[start Excerpted records]

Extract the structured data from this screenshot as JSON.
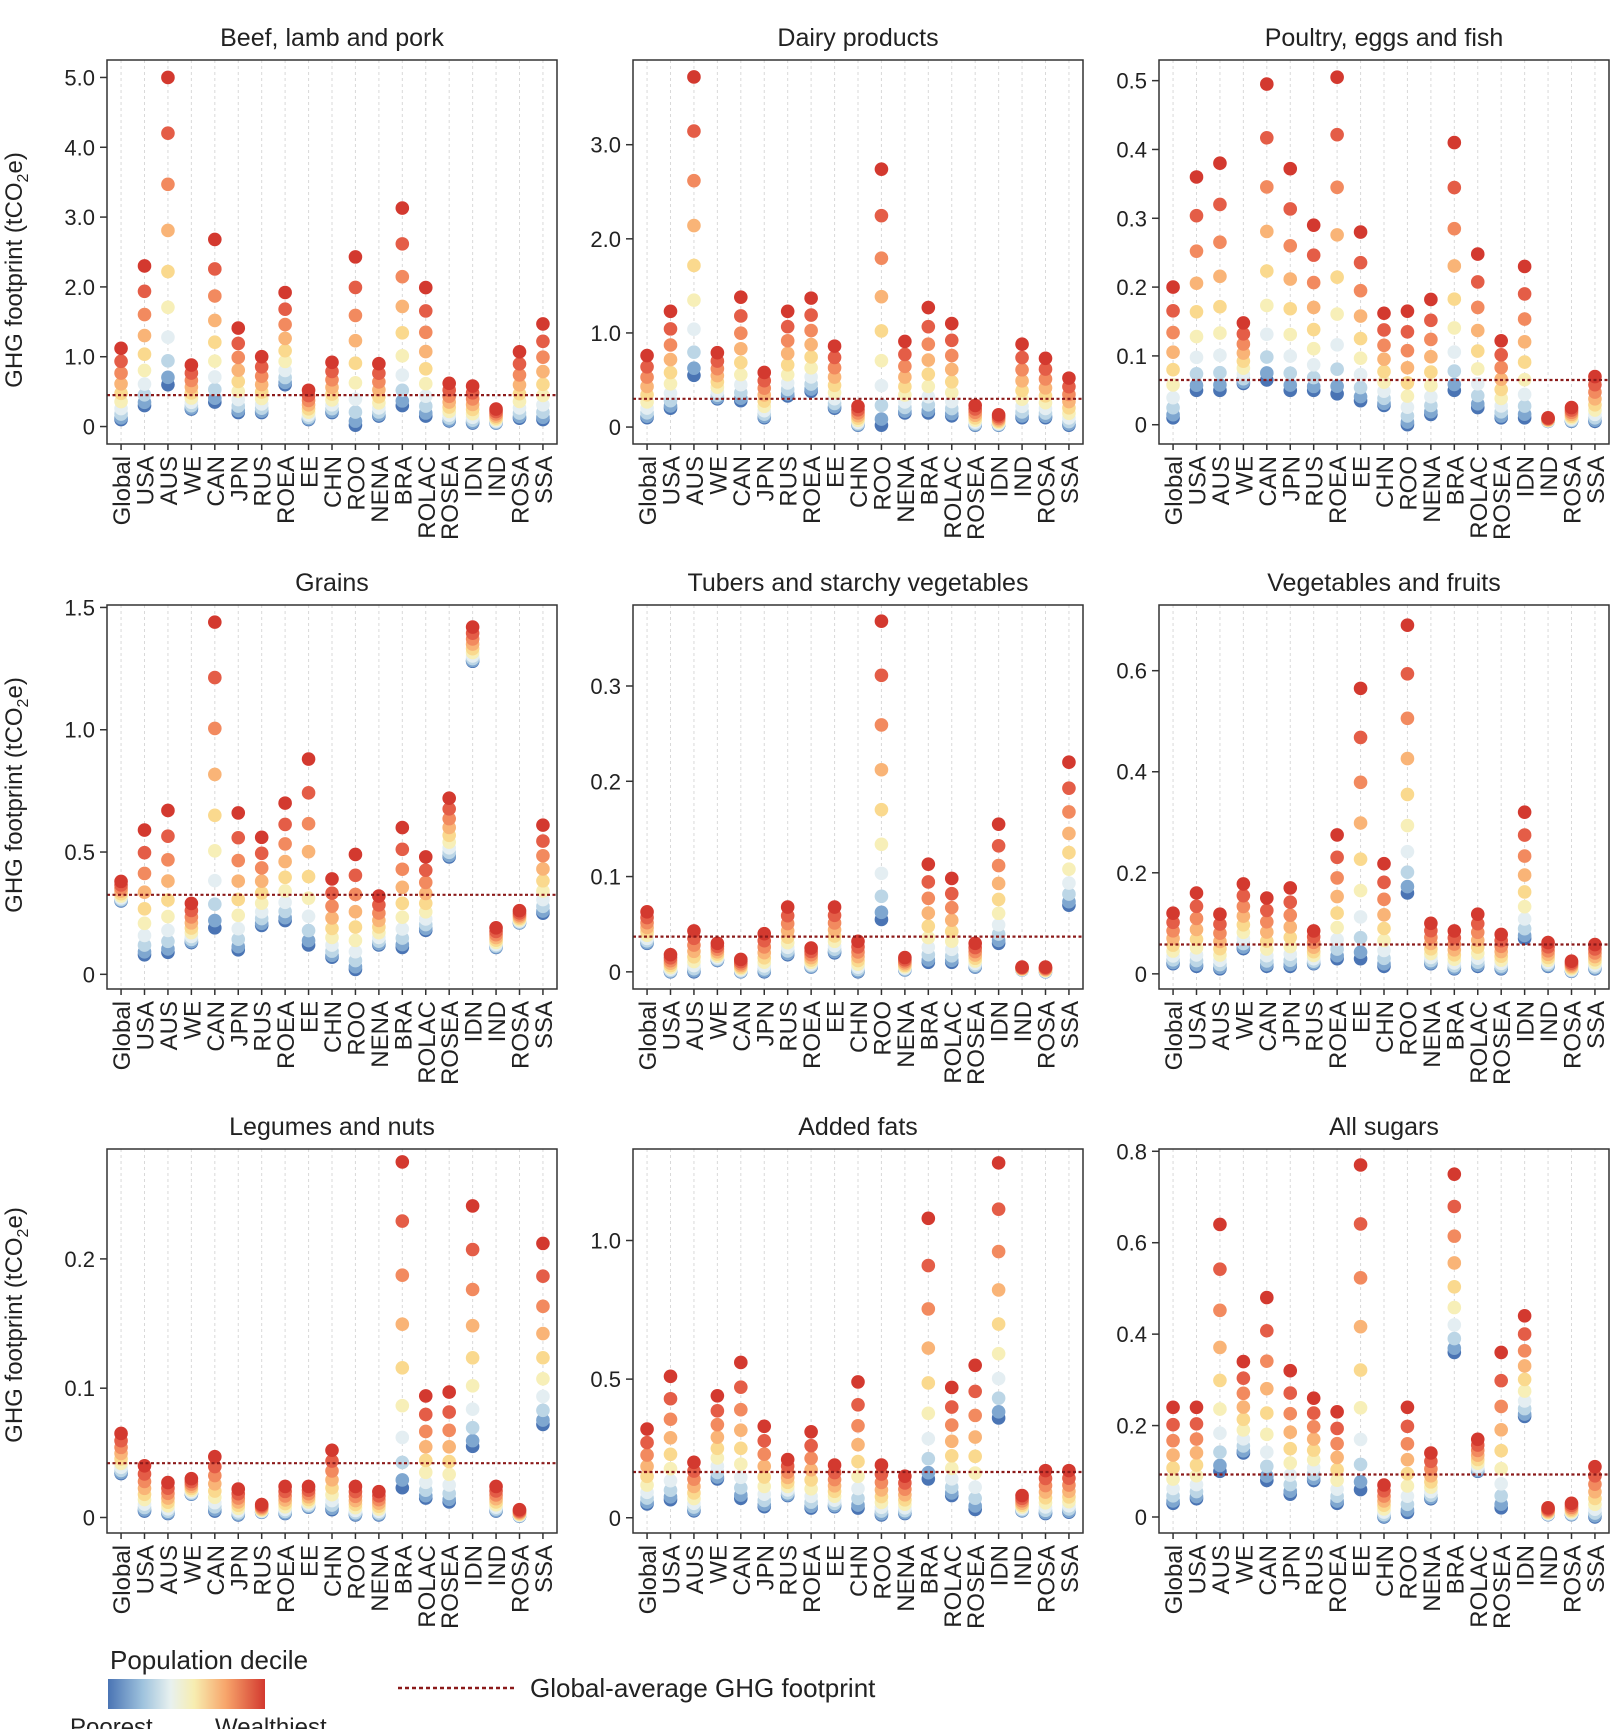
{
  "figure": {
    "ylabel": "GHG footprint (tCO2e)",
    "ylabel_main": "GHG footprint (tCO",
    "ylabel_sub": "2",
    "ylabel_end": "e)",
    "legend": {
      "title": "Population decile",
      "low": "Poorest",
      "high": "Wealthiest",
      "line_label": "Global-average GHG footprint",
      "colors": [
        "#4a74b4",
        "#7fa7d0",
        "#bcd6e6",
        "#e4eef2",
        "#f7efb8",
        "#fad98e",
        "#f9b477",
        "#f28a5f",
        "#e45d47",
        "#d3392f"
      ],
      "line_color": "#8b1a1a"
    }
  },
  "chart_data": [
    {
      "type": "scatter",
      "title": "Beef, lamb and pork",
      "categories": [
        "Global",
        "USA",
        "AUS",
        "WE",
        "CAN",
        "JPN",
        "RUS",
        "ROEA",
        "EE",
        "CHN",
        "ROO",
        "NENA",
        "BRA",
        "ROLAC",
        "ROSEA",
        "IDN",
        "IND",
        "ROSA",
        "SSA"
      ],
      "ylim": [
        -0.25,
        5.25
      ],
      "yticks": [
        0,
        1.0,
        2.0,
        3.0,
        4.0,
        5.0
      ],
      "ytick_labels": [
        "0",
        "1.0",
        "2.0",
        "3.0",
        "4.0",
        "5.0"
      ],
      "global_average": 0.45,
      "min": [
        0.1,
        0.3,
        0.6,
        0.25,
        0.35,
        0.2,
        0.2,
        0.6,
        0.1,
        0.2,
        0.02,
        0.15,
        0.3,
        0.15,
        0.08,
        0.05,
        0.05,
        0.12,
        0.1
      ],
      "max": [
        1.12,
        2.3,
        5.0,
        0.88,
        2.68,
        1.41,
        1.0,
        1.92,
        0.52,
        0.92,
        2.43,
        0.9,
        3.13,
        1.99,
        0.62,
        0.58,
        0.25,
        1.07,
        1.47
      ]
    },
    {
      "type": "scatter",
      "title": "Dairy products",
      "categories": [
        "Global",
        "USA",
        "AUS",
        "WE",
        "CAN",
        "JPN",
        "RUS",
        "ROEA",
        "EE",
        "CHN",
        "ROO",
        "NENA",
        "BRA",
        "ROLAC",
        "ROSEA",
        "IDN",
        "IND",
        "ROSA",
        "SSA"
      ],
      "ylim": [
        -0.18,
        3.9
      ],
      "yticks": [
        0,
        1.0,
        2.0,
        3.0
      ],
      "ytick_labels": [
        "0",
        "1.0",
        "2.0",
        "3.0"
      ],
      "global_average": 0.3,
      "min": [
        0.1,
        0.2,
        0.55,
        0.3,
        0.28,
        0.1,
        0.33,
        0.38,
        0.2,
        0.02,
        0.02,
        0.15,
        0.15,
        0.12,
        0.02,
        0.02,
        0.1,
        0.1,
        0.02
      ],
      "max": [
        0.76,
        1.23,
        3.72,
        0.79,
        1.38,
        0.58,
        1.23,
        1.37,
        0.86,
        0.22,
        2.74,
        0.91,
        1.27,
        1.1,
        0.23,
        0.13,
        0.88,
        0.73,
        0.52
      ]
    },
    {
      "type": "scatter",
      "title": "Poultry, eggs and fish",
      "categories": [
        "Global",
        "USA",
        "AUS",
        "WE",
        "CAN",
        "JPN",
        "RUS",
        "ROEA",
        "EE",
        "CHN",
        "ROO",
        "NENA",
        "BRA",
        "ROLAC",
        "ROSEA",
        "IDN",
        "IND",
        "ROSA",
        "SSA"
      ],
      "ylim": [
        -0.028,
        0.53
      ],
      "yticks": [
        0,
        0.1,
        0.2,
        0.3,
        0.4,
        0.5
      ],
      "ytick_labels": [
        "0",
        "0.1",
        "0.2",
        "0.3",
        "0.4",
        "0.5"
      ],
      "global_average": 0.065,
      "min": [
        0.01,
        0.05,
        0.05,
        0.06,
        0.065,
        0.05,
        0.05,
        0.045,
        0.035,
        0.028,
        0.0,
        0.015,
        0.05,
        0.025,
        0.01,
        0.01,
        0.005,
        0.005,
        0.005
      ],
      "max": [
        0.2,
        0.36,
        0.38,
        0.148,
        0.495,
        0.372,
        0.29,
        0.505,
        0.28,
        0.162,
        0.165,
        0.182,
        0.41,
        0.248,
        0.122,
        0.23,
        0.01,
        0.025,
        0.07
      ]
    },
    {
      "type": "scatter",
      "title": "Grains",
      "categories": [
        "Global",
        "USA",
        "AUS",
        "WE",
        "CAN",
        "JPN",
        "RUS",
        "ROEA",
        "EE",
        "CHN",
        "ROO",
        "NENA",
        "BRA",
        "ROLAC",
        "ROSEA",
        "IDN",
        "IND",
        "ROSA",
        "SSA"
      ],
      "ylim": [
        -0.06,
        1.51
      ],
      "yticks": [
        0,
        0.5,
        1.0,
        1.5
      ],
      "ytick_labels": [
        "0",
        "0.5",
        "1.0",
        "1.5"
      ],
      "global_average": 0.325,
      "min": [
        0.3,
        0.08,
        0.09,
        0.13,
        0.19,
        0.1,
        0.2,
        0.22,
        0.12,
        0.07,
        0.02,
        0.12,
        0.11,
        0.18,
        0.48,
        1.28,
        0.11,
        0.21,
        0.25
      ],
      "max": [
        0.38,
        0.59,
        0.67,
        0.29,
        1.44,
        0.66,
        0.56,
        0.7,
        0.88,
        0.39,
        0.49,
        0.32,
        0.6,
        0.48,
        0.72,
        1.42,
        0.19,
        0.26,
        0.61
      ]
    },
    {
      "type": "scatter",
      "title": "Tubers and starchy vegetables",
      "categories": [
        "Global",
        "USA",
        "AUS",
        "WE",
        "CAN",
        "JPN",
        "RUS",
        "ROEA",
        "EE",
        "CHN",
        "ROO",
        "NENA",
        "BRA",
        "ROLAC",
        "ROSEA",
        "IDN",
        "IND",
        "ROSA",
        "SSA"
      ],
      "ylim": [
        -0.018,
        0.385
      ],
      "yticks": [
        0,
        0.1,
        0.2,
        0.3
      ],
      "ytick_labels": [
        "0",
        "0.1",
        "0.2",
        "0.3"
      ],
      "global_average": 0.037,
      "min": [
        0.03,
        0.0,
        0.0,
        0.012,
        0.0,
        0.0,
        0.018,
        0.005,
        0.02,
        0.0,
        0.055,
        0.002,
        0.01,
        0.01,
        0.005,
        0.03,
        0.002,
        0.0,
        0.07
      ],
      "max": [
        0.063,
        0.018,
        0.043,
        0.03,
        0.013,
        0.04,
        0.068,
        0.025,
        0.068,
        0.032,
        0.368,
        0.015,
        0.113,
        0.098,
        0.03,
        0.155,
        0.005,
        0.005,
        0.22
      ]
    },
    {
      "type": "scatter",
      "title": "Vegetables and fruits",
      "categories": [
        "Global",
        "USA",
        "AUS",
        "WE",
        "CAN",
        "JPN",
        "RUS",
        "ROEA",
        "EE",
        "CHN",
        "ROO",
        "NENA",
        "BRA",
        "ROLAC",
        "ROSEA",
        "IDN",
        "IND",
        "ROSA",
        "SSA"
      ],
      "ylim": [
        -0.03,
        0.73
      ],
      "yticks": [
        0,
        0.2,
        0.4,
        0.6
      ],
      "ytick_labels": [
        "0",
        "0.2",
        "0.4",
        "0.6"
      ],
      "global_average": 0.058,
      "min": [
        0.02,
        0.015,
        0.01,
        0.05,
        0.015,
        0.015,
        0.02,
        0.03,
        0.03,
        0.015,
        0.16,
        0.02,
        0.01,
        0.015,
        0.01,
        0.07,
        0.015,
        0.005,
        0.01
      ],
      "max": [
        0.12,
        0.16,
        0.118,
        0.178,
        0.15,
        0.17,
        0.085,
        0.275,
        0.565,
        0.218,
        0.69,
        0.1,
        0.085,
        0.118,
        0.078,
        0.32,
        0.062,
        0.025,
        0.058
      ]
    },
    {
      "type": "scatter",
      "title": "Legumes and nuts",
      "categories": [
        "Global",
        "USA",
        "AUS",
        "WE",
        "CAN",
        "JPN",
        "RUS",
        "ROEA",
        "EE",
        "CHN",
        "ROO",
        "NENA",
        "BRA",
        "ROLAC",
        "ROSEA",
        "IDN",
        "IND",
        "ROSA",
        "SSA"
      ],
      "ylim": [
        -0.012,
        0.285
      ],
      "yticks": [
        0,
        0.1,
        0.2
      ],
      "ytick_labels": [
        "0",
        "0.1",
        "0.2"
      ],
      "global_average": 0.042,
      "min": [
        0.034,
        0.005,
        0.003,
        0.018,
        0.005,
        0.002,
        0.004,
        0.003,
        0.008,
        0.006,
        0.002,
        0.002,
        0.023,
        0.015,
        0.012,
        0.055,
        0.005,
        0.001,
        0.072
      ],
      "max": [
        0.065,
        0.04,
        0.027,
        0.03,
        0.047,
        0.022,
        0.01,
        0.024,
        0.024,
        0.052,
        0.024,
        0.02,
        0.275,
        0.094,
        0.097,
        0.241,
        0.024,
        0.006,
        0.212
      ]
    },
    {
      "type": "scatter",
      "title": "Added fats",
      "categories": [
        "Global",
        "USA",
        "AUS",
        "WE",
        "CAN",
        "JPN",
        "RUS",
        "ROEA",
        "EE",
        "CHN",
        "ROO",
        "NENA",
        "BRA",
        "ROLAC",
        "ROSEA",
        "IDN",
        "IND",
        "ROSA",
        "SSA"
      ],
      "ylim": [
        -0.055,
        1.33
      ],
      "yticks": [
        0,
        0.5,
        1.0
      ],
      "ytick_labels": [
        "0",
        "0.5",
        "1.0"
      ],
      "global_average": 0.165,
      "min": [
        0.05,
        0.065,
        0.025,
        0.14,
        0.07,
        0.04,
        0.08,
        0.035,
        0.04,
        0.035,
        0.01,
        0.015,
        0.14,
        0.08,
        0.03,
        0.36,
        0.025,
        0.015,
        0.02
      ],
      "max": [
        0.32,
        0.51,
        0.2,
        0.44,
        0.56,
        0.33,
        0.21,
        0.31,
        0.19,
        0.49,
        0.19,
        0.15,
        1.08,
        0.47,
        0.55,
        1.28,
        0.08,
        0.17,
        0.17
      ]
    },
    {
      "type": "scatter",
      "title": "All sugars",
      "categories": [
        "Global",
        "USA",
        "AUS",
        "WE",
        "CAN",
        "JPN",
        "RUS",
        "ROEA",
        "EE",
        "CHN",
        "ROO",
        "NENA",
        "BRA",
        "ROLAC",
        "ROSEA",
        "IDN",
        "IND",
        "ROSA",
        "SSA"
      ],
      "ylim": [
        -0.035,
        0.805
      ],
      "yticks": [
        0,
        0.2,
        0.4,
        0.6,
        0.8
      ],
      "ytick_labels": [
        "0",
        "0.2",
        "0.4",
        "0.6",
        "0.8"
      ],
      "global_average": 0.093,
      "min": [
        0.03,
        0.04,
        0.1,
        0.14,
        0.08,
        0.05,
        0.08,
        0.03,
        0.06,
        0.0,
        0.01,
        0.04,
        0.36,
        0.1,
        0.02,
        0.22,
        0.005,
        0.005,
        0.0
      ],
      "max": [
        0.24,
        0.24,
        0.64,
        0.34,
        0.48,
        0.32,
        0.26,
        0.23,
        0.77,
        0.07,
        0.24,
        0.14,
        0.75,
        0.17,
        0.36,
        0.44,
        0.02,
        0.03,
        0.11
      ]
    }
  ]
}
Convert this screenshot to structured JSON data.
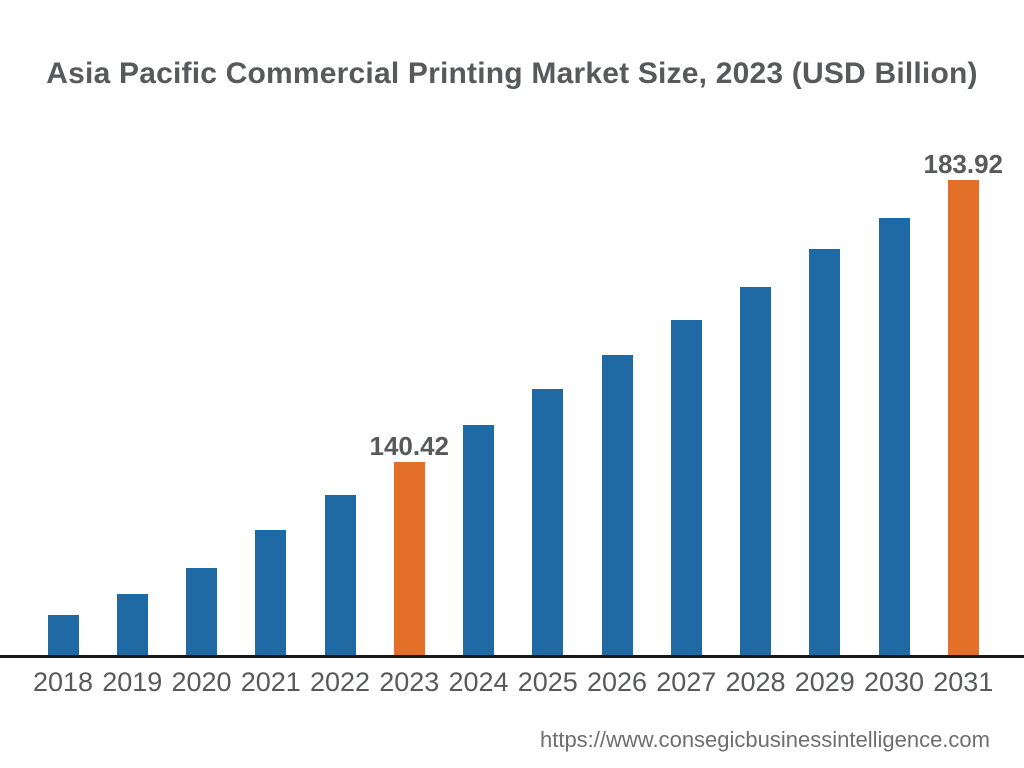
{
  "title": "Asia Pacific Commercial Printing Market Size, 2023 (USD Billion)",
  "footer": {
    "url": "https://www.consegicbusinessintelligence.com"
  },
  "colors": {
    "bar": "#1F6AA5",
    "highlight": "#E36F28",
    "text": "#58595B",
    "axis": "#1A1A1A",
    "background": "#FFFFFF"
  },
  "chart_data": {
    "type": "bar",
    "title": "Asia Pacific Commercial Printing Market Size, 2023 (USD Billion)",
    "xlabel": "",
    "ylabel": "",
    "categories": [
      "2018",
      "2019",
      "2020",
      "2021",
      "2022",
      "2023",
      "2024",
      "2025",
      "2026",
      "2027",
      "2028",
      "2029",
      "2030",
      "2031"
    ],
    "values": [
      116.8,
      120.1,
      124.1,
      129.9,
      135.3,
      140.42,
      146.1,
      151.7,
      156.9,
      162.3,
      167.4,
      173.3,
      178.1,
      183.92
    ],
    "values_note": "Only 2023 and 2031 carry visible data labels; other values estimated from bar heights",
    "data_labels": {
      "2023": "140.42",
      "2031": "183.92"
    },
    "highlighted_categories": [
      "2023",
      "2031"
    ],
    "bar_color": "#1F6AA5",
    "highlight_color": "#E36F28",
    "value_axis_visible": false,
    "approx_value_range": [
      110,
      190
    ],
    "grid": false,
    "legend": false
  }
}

[end Excerpted records]

■ Problem description
Identify and copy all lines with the word "Market".

■ Output for this task
  "title": "Asia Pacific Commercial Printing Market Size, 2023 (USD Billion)",
    "title": "Asia Pacific Commercial Printing Market Size, 2023 (USD Billion)",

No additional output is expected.